───── Record set

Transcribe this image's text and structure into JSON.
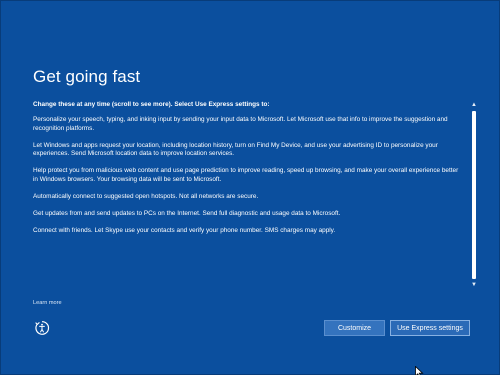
{
  "page": {
    "title": "Get going fast"
  },
  "content": {
    "intro": "Change these at any time (scroll to see more). Select Use Express settings to:",
    "paragraphs": [
      "Personalize your speech, typing, and inking input by sending your input data to Microsoft. Let Microsoft use that info to improve the suggestion and recognition platforms.",
      "Let Windows and apps request your location, including location history, turn on Find My Device, and use your advertising ID to personalize your experiences. Send Microsoft location data to improve location services.",
      "Help protect you from malicious web content and use page prediction to improve reading, speed up browsing, and make your overall experience better in Windows browsers. Your browsing data will be sent to Microsoft.",
      "Automatically connect to suggested open hotspots. Not all networks are secure.",
      "Get updates from and send updates to PCs on the Internet. Send full diagnostic and usage data to Microsoft.",
      "Connect with friends. Let Skype use your contacts and verify your phone number. SMS charges may apply."
    ]
  },
  "footer": {
    "learn_more": "Learn more",
    "customize_label": "Customize",
    "express_label": "Use Express settings"
  },
  "icons": {
    "ease_of_access": "ease-of-access-icon",
    "scroll_up": "chevron-up-icon",
    "scroll_down": "chevron-down-icon",
    "cursor": "mouse-pointer-icon"
  },
  "colors": {
    "background": "#0b4f9e",
    "button_customize": "#3473be",
    "button_express": "#2b6ab7",
    "text": "#ffffff"
  }
}
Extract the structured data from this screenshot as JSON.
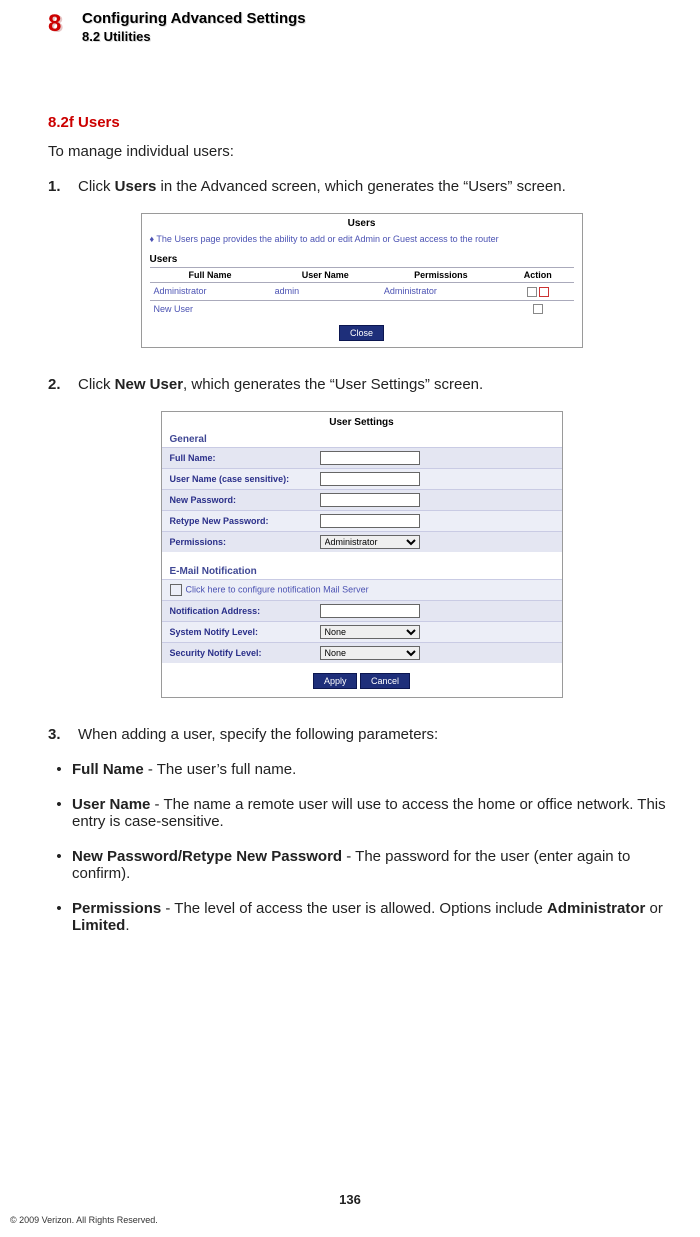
{
  "chapter": {
    "number": "8",
    "title": "Configuring Advanced Settings",
    "subsection": "8.2  Utilities"
  },
  "section_heading": "8.2f  Users",
  "intro": "To manage individual users:",
  "step1": {
    "num": "1.",
    "pre": "Click ",
    "bold": "Users",
    "post": " in the Advanced screen, which generates the “Users” screen."
  },
  "fig1": {
    "title": "Users",
    "hint": "♦  The Users page provides the ability to add or edit Admin or Guest access to the router",
    "sub": "Users",
    "cols": {
      "c1": "Full Name",
      "c2": "User Name",
      "c3": "Permissions",
      "c4": "Action"
    },
    "row1": {
      "fullname": "Administrator",
      "username": "admin",
      "perm": "Administrator"
    },
    "row2": {
      "fullname": "New User"
    },
    "close": "Close"
  },
  "step2": {
    "num": "2.",
    "pre": "Click ",
    "bold": "New User",
    "post": ", which generates the “User Settings” screen."
  },
  "fig2": {
    "title": "User Settings",
    "grp_general": "General",
    "full_name": "Full Name:",
    "user_name": "User Name (case sensitive):",
    "new_pw": "New Password:",
    "retype_pw": "Retype New Password:",
    "permissions": "Permissions:",
    "perm_opt": "Administrator",
    "grp_email": "E-Mail Notification",
    "email_link": "Click here to configure notification Mail Server",
    "notif_addr": "Notification Address:",
    "sys_notify": "System Notify Level:",
    "sec_notify": "Security Notify Level:",
    "none_opt": "None",
    "apply": "Apply",
    "cancel": "Cancel"
  },
  "step3": {
    "num": "3.",
    "text": "When adding a user, specify the following parameters:"
  },
  "bullets": [
    {
      "bold": "Full Name",
      "text": " - The user’s full name."
    },
    {
      "bold": "User Name",
      "text": " - The name a remote user will use to access the home or office network. This entry is case-sensitive."
    },
    {
      "bold": "New Password/Retype New Password",
      "text": " - The password for the user (enter again to confirm)."
    },
    {
      "bold": "Permissions",
      "text": " - The level of access the user is allowed. Options include ",
      "bold2": "Administrator",
      "mid": " or ",
      "bold3": "Limited",
      "post": "."
    }
  ],
  "page_num": "136",
  "copyright": "© 2009 Verizon. All Rights Reserved."
}
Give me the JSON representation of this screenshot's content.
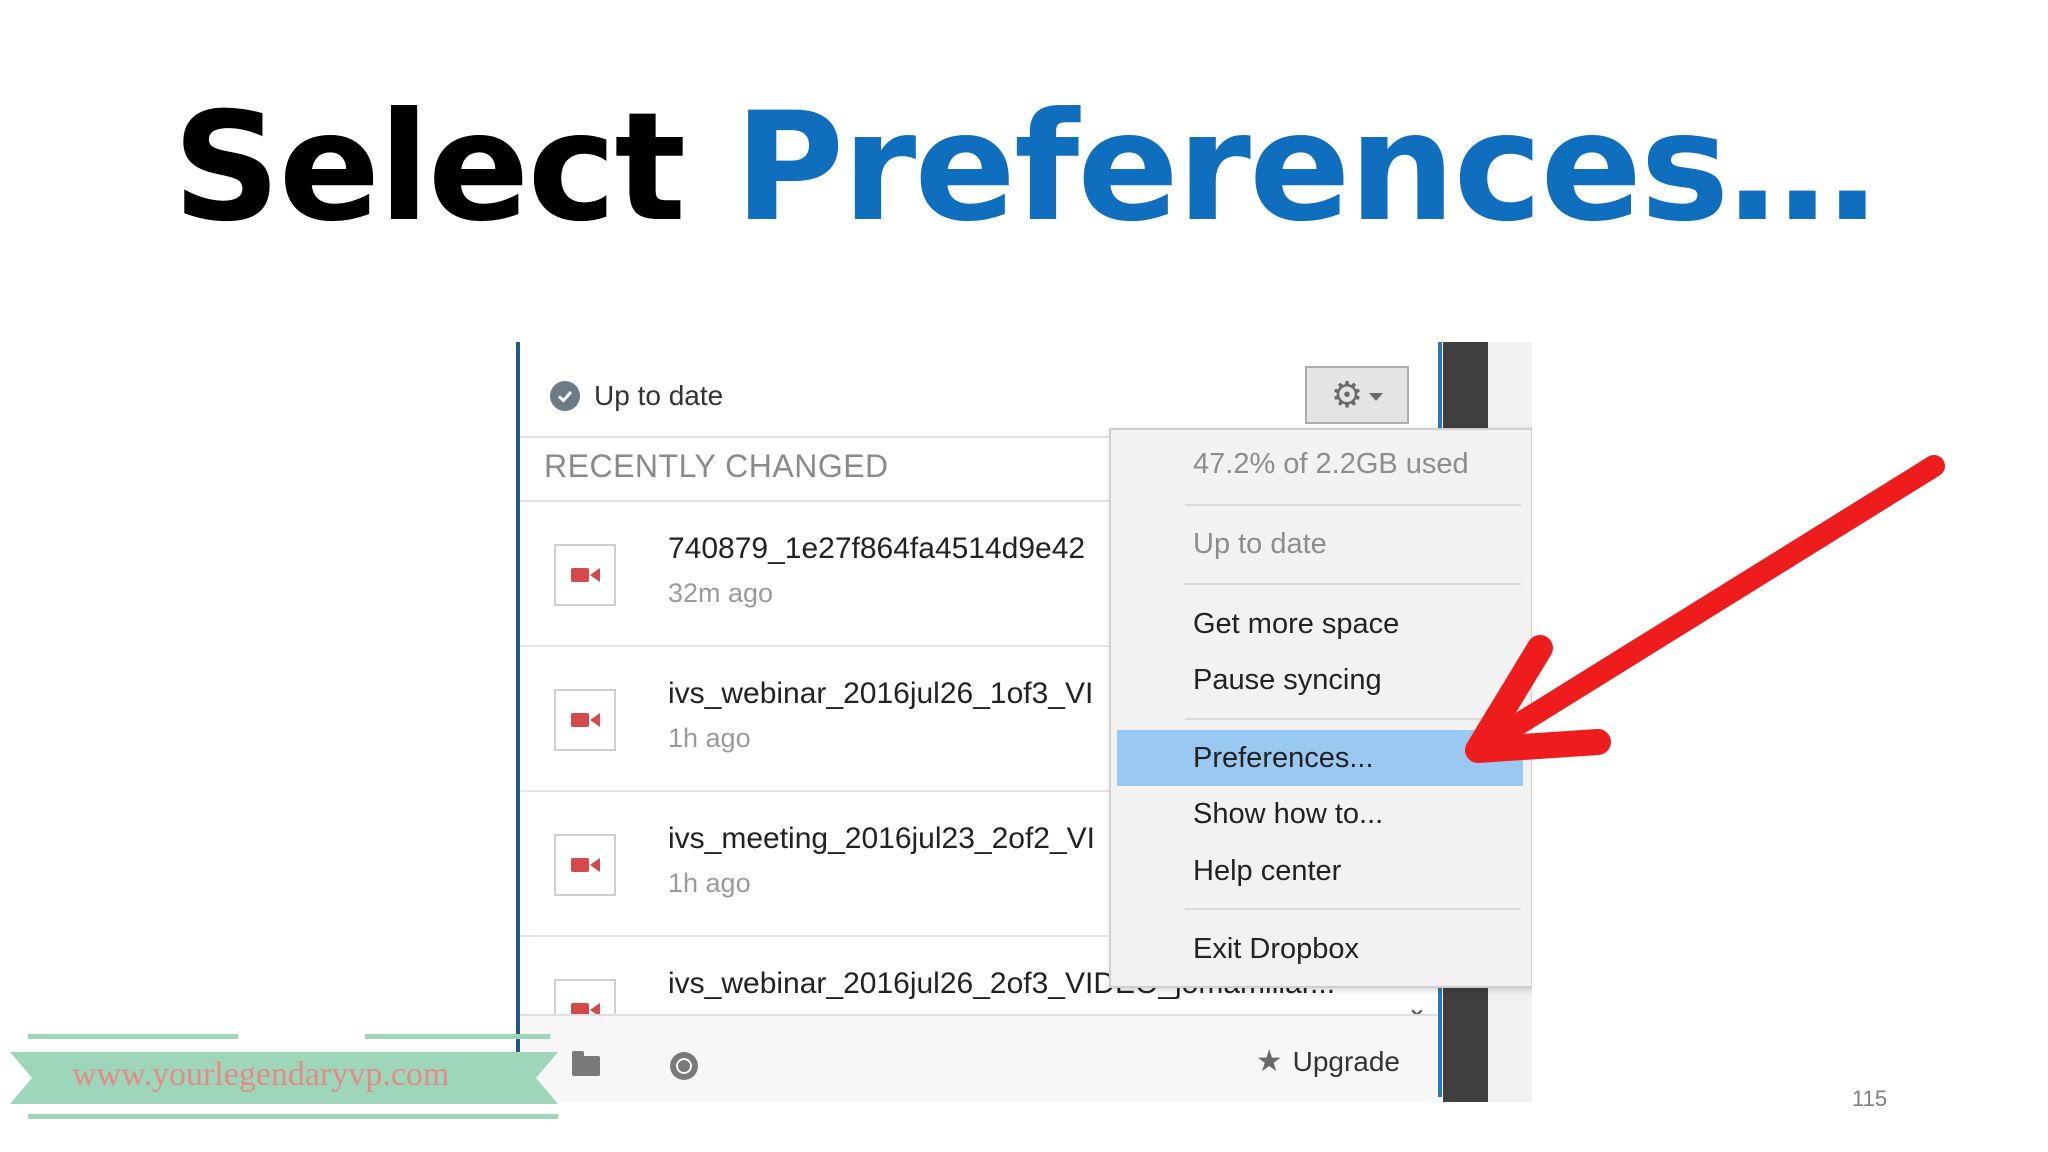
{
  "slide": {
    "title_part1": "Select",
    "title_part2": "Preferences…",
    "page_number": "115",
    "watermark": "www.yourlegendaryvp.com"
  },
  "dropbox": {
    "status": "Up to date",
    "section_header": "RECENTLY CHANGED",
    "gear_icon": "gear-icon",
    "files": [
      {
        "name": "740879_1e27f864fa4514d9e42",
        "time": "32m ago",
        "icon": "video-icon"
      },
      {
        "name": "ivs_webinar_2016jul26_1of3_VI",
        "time": "1h ago",
        "icon": "video-icon"
      },
      {
        "name": "ivs_meeting_2016jul23_2of2_VI",
        "time": "1h ago",
        "icon": "video-icon"
      },
      {
        "name": "ivs_webinar_2016jul26_2of3_VIDEO_jomamiliar...",
        "time": "",
        "icon": "video-icon"
      }
    ],
    "footer": {
      "upgrade_label": "Upgrade"
    },
    "menu": {
      "usage": "47.2% of 2.2GB used",
      "status": "Up to date",
      "get_more_space": "Get more space",
      "pause_syncing": "Pause syncing",
      "preferences": "Preferences...",
      "show_how_to": "Show how to...",
      "help_center": "Help center",
      "exit_dropbox": "Exit Dropbox"
    }
  },
  "colors": {
    "title_accent": "#0f6fbe",
    "highlight": "#99c9f3",
    "arrow": "#ee1c1c",
    "watermark_band": "#9ed6b9"
  }
}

──────────

Print out the material word for word, omitting the pictures.

#### Exercise response:
Transcribe this image's text and structure into JSON.
{
  "page": {
    "title": "Get going fast"
  },
  "content": {
    "intro": "Change these at any time (scroll to see more). Select Use Express settings to:",
    "paragraphs": [
      "Personalize your speech, typing, and inking input by sending your input data to Microsoft. Let Microsoft use that info to improve the suggestion and recognition platforms.",
      "Let Windows and apps request your location, including location history, turn on Find My Device, and use your advertising ID to personalize your experiences. Send Microsoft location data to improve location services.",
      "Help protect you from malicious web content and use page prediction to improve reading, speed up browsing, and make your overall experience better in Windows browsers. Your browsing data will be sent to Microsoft.",
      "Automatically connect to suggested open hotspots. Not all networks are secure.",
      "Get updates from and send updates to PCs on the Internet. Send full diagnostic and usage data to Microsoft.",
      "Connect with friends. Let Skype use your contacts and verify your phone number. SMS charges may apply."
    ]
  },
  "footer": {
    "learn_more": "Learn more",
    "customize_label": "Customize",
    "express_label": "Use Express settings"
  },
  "icons": {
    "ease_of_access": "ease-of-access-icon",
    "scroll_up": "chevron-up-icon",
    "scroll_down": "chevron-down-icon",
    "cursor": "mouse-pointer-icon"
  },
  "colors": {
    "background": "#0b4f9e",
    "button_customize": "#3473be",
    "button_express": "#2b6ab7",
    "text": "#ffffff"
  }
}
Extract the structured data from this screenshot as JSON.
{
  "chapter": {
    "number": "8",
    "title": "Configuring Advanced Settings",
    "subsection": "8.2  Utilities"
  },
  "section_heading": "8.2f  Users",
  "intro": "To manage individual users:",
  "step1": {
    "num": "1.",
    "pre": "Click ",
    "bold": "Users",
    "post": " in the Advanced screen, which generates the “Users” screen."
  },
  "fig1": {
    "title": "Users",
    "hint": "♦  The Users page provides the ability to add or edit Admin or Guest access to the router",
    "sub": "Users",
    "cols": {
      "c1": "Full Name",
      "c2": "User Name",
      "c3": "Permissions",
      "c4": "Action"
    },
    "row1": {
      "fullname": "Administrator",
      "username": "admin",
      "perm": "Administrator"
    },
    "row2": {
      "fullname": "New User"
    },
    "close": "Close"
  },
  "step2": {
    "num": "2.",
    "pre": "Click ",
    "bold": "New User",
    "post": ", which generates the “User Settings” screen."
  },
  "fig2": {
    "title": "User Settings",
    "grp_general": "General",
    "full_name": "Full Name:",
    "user_name": "User Name (case sensitive):",
    "new_pw": "New Password:",
    "retype_pw": "Retype New Password:",
    "permissions": "Permissions:",
    "perm_opt": "Administrator",
    "grp_email": "E-Mail Notification",
    "email_link": "Click here to configure notification Mail Server",
    "notif_addr": "Notification Address:",
    "sys_notify": "System Notify Level:",
    "sec_notify": "Security Notify Level:",
    "none_opt": "None",
    "apply": "Apply",
    "cancel": "Cancel"
  },
  "step3": {
    "num": "3.",
    "text": "When adding a user, specify the following parameters:"
  },
  "bullets": [
    {
      "bold": "Full Name",
      "text": " - The user’s full name."
    },
    {
      "bold": "User Name",
      "text": " - The name a remote user will use to access the home or office network. This entry is case-sensitive."
    },
    {
      "bold": "New Password/Retype New Password",
      "text": " - The password for the user (enter again to confirm)."
    },
    {
      "bold": "Permissions",
      "text": " - The level of access the user is allowed. Options include ",
      "bold2": "Administrator",
      "mid": " or ",
      "bold3": "Limited",
      "post": "."
    }
  ],
  "page_num": "136",
  "copyright": "© 2009 Verizon. All Rights Reserved."
}
Give me the JSON representation of this screenshot's content.
{
  "slide": {
    "title_part1": "Select",
    "title_part2": "Preferences…",
    "page_number": "115",
    "watermark": "www.yourlegendaryvp.com"
  },
  "dropbox": {
    "status": "Up to date",
    "section_header": "RECENTLY CHANGED",
    "gear_icon": "gear-icon",
    "files": [
      {
        "name": "740879_1e27f864fa4514d9e42",
        "time": "32m ago",
        "icon": "video-icon"
      },
      {
        "name": "ivs_webinar_2016jul26_1of3_VI",
        "time": "1h ago",
        "icon": "video-icon"
      },
      {
        "name": "ivs_meeting_2016jul23_2of2_VI",
        "time": "1h ago",
        "icon": "video-icon"
      },
      {
        "name": "ivs_webinar_2016jul26_2of3_VIDEO_jomamiliar...",
        "time": "",
        "icon": "video-icon"
      }
    ],
    "footer": {
      "upgrade_label": "Upgrade"
    },
    "menu": {
      "usage": "47.2% of 2.2GB used",
      "status": "Up to date",
      "get_more_space": "Get more space",
      "pause_syncing": "Pause syncing",
      "preferences": "Preferences...",
      "show_how_to": "Show how to...",
      "help_center": "Help center",
      "exit_dropbox": "Exit Dropbox"
    }
  },
  "colors": {
    "title_accent": "#0f6fbe",
    "highlight": "#99c9f3",
    "arrow": "#ee1c1c",
    "watermark_band": "#9ed6b9"
  }
}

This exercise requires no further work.